--- Start Material shown ---

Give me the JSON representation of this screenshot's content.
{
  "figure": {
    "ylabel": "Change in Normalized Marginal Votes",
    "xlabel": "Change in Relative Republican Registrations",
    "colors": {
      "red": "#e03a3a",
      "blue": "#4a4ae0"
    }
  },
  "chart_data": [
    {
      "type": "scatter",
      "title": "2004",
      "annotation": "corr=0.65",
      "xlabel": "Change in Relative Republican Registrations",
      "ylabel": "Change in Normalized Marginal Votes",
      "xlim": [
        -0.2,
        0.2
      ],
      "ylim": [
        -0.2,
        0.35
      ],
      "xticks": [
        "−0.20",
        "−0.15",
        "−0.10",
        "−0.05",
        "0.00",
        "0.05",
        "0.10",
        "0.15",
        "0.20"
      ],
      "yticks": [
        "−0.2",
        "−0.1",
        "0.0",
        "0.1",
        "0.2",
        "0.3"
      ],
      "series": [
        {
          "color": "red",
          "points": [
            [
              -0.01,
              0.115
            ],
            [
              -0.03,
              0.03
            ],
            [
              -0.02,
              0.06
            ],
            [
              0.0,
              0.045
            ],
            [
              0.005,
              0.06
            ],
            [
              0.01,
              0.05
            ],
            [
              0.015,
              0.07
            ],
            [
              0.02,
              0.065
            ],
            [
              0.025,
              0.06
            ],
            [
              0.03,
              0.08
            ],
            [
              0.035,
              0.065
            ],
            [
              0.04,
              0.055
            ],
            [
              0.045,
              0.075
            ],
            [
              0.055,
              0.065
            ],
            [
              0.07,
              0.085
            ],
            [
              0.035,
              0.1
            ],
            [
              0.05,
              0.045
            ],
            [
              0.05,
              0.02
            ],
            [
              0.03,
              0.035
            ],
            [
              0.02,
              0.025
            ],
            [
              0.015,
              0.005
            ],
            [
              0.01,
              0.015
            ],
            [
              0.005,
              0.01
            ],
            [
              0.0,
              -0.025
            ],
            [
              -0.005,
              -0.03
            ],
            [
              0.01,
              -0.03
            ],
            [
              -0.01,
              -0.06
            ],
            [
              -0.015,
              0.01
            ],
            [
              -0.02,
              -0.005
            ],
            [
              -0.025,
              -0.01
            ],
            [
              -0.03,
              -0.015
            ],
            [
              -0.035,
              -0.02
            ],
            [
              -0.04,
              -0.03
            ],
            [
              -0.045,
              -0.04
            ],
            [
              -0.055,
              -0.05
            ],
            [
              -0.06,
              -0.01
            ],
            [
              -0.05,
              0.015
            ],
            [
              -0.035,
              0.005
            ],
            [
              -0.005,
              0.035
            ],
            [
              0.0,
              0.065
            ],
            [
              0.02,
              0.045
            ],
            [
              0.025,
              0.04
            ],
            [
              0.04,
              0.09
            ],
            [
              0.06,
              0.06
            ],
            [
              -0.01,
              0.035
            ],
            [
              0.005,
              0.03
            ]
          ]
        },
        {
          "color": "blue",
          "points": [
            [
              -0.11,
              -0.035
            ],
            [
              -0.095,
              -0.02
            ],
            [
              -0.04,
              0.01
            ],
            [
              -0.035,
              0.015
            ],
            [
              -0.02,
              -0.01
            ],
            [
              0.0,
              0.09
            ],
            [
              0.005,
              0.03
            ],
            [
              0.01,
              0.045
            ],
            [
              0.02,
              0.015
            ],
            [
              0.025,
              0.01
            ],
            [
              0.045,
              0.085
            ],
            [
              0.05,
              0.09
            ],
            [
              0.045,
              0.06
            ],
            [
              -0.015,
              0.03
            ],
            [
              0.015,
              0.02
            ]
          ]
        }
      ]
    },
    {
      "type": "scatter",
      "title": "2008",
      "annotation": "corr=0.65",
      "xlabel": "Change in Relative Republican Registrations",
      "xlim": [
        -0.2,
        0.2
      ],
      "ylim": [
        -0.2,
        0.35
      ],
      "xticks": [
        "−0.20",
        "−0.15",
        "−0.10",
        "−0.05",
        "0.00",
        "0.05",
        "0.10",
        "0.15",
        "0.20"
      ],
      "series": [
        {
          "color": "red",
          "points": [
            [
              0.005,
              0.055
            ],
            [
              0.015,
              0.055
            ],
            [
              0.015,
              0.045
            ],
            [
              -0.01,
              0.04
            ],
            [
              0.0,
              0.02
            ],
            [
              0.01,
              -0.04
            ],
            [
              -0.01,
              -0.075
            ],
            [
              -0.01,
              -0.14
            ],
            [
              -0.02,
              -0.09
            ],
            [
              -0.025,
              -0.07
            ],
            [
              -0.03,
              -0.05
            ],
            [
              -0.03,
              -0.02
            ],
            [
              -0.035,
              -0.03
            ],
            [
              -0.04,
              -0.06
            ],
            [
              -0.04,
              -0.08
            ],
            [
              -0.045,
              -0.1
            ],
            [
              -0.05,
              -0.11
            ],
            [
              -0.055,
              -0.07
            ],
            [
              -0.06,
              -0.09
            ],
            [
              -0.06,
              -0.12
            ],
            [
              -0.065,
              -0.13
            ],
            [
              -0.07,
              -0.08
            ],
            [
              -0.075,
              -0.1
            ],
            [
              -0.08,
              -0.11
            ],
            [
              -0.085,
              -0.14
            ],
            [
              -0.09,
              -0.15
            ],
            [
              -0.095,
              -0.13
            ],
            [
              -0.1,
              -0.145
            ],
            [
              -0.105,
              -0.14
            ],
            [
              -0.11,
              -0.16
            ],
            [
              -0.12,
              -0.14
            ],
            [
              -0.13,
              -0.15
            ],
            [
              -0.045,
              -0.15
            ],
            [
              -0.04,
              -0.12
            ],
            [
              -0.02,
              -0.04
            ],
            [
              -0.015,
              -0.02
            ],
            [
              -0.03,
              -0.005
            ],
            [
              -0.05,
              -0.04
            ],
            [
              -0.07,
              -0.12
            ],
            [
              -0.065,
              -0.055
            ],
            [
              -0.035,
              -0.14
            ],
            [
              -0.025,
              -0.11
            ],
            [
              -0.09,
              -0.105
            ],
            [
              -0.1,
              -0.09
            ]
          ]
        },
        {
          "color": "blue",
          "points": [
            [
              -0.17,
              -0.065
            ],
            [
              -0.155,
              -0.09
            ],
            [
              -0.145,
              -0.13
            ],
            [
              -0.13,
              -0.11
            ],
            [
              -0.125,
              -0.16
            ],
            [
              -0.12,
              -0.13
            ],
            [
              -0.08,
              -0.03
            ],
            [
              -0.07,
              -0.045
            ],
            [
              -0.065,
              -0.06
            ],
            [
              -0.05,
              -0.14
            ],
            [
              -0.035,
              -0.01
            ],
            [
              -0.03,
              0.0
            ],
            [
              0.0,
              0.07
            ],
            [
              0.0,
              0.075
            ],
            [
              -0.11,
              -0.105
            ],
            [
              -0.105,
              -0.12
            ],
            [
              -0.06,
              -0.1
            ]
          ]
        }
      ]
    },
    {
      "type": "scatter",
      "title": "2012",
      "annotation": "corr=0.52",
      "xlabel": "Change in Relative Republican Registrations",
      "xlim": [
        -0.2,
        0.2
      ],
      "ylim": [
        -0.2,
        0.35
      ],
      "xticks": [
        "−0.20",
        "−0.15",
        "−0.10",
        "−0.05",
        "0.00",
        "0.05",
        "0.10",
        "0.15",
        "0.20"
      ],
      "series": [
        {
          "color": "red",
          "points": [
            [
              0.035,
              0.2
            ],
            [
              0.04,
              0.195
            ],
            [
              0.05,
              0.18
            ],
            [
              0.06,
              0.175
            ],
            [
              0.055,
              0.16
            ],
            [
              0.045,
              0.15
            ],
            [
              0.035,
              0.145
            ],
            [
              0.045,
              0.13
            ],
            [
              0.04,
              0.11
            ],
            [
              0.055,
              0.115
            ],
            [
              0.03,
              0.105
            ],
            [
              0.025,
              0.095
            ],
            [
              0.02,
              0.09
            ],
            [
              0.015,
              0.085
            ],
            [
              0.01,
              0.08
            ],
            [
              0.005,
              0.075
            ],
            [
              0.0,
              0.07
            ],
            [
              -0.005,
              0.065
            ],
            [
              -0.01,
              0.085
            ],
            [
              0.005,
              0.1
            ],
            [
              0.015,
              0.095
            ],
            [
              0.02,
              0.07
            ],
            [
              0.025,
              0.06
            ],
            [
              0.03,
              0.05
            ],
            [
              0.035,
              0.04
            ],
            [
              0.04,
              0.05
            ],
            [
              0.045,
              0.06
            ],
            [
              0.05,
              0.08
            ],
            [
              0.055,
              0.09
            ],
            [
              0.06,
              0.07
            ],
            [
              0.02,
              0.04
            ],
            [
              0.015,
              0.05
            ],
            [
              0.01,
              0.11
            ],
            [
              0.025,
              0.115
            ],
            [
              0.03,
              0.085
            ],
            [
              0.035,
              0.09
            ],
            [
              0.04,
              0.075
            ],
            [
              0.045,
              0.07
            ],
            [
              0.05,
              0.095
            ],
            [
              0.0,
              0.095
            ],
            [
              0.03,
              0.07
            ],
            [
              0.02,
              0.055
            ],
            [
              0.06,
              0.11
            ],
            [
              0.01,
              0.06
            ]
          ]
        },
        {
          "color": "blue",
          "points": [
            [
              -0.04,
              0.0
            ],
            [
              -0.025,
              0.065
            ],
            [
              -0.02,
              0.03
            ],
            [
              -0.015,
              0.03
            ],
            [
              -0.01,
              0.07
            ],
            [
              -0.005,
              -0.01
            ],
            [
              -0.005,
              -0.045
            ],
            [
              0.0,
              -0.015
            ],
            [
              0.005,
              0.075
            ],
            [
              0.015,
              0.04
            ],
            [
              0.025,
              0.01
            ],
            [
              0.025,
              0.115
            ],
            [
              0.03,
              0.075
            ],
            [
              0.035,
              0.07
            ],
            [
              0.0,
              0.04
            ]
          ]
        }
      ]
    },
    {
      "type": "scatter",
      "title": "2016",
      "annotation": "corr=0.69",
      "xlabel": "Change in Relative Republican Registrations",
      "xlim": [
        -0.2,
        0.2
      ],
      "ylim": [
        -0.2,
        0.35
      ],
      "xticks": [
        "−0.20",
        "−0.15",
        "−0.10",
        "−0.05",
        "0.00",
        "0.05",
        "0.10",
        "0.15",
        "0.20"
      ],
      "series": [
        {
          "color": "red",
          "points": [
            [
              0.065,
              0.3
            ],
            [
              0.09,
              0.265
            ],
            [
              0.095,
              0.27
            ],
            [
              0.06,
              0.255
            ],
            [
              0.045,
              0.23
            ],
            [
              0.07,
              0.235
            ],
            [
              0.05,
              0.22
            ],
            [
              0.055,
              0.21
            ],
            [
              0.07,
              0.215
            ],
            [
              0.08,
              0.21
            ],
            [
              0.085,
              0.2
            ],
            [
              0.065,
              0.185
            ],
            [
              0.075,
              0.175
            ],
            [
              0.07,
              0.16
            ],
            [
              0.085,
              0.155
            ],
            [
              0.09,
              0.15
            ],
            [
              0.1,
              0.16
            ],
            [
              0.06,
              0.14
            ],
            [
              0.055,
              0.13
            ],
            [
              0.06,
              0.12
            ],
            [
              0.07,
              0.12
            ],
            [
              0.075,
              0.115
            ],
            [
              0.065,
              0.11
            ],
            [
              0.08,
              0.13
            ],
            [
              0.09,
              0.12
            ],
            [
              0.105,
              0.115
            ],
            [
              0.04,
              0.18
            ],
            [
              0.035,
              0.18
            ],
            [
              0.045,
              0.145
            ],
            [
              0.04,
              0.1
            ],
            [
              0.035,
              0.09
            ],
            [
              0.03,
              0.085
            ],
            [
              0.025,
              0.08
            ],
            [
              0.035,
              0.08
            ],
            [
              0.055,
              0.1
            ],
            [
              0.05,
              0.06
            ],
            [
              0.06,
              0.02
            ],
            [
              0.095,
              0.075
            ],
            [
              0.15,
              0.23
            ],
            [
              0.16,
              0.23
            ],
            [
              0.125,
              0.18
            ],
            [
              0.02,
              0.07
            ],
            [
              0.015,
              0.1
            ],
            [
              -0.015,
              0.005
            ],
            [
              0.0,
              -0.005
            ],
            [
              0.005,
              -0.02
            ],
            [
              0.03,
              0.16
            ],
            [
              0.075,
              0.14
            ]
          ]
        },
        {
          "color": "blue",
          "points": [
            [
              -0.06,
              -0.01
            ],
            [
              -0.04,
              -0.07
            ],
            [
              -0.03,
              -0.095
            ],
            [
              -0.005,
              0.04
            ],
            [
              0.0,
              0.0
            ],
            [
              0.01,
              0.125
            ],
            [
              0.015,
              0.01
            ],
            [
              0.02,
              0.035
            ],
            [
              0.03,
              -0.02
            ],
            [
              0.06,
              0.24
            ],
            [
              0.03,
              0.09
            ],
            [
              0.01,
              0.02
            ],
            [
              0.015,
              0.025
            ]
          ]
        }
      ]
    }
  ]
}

--- End Material shown ---

:: Task goal ::
Gather each line of the listing that holds the string "Normalized".

:: Completed task ::
    "ylabel": "Change in Normalized Marginal Votes",
      "ylabel": "Change in Normalized Marginal Votes",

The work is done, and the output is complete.